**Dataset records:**
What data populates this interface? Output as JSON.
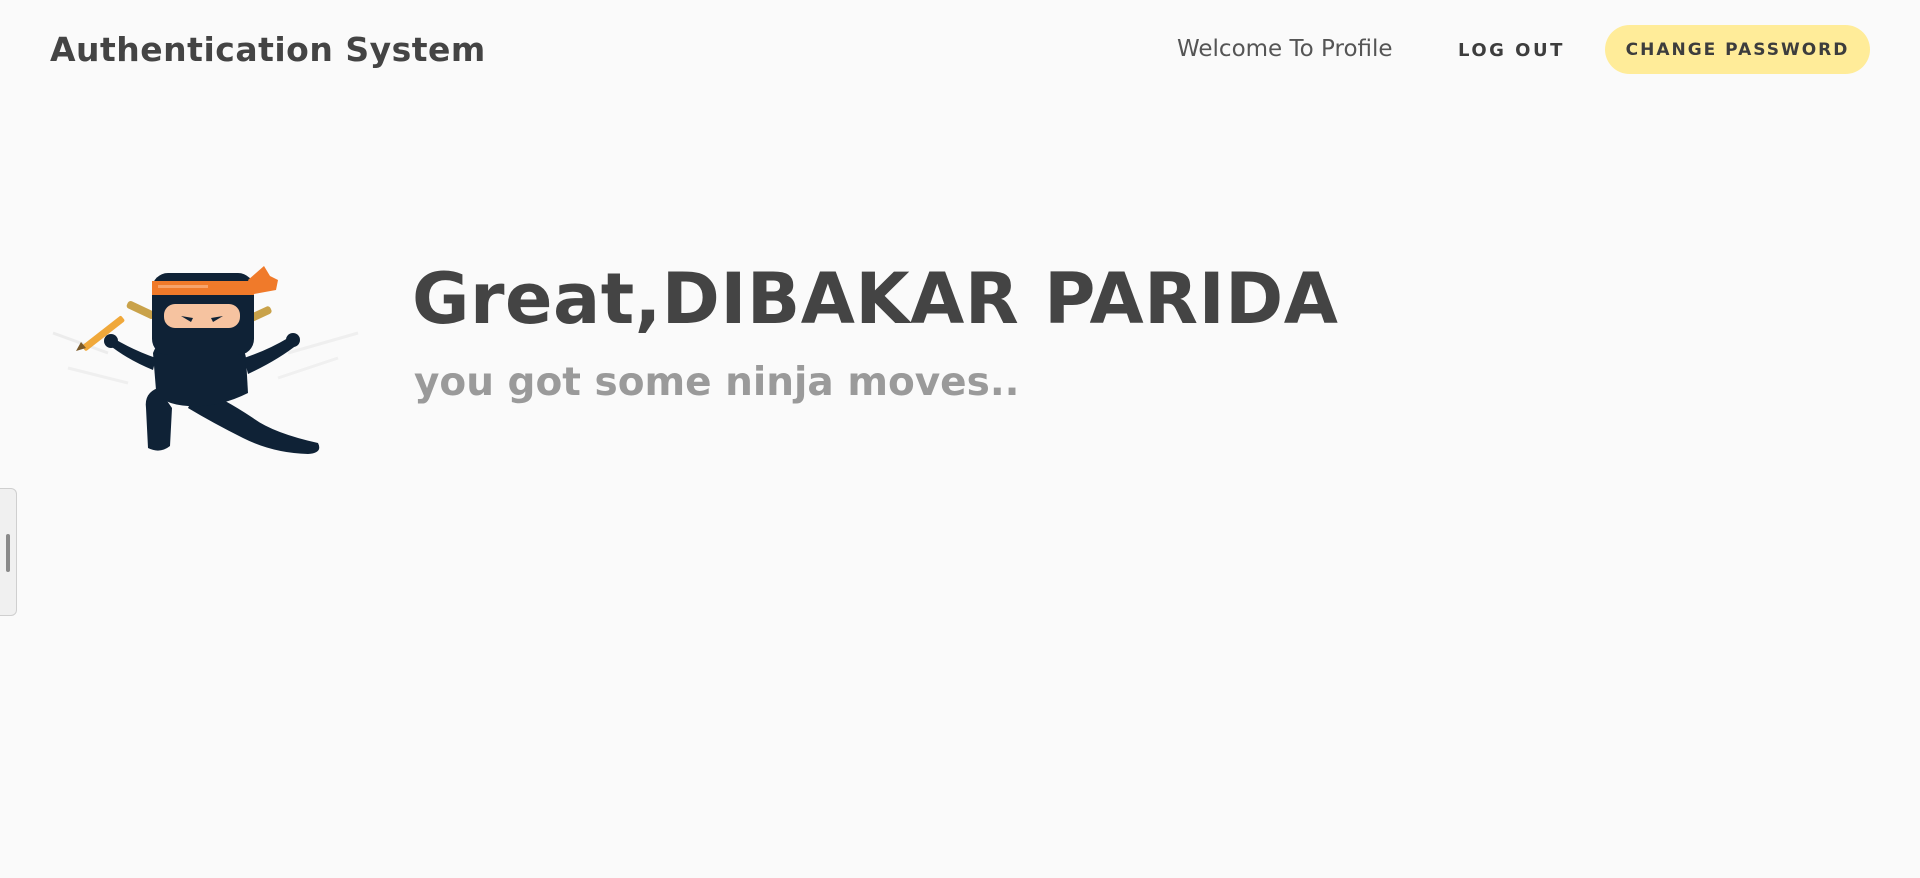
{
  "navbar": {
    "brand": "Authentication System",
    "welcome_link": "Welcome To Profile",
    "logout_label": "LOG OUT",
    "change_password_label": "CHANGE PASSWORD"
  },
  "hero": {
    "title": "Great,DIBAKAR PARIDA",
    "subtitle": "you got some ninja moves.."
  },
  "colors": {
    "background": "#fafafa",
    "text": "#444444",
    "subtitle": "#9a9a9a",
    "accent_button": "#ffec99",
    "ninja_body": "#0f2236",
    "ninja_headband": "#f07a2a"
  },
  "icons": {
    "hero_illustration": "ninja-illustration",
    "side_handle": "drag-handle-icon"
  }
}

**EXERCISE GOAL:**
Transcribe every entry above exactly. Omit all pictures.

**OUTPUT:**
What data populates this interface? Output as JSON.
{
  "navbar": {
    "brand": "Authentication System",
    "welcome_link": "Welcome To Profile",
    "logout_label": "LOG OUT",
    "change_password_label": "CHANGE PASSWORD"
  },
  "hero": {
    "title": "Great,DIBAKAR PARIDA",
    "subtitle": "you got some ninja moves.."
  },
  "colors": {
    "background": "#fafafa",
    "text": "#444444",
    "subtitle": "#9a9a9a",
    "accent_button": "#ffec99",
    "ninja_body": "#0f2236",
    "ninja_headband": "#f07a2a"
  },
  "icons": {
    "hero_illustration": "ninja-illustration",
    "side_handle": "drag-handle-icon"
  }
}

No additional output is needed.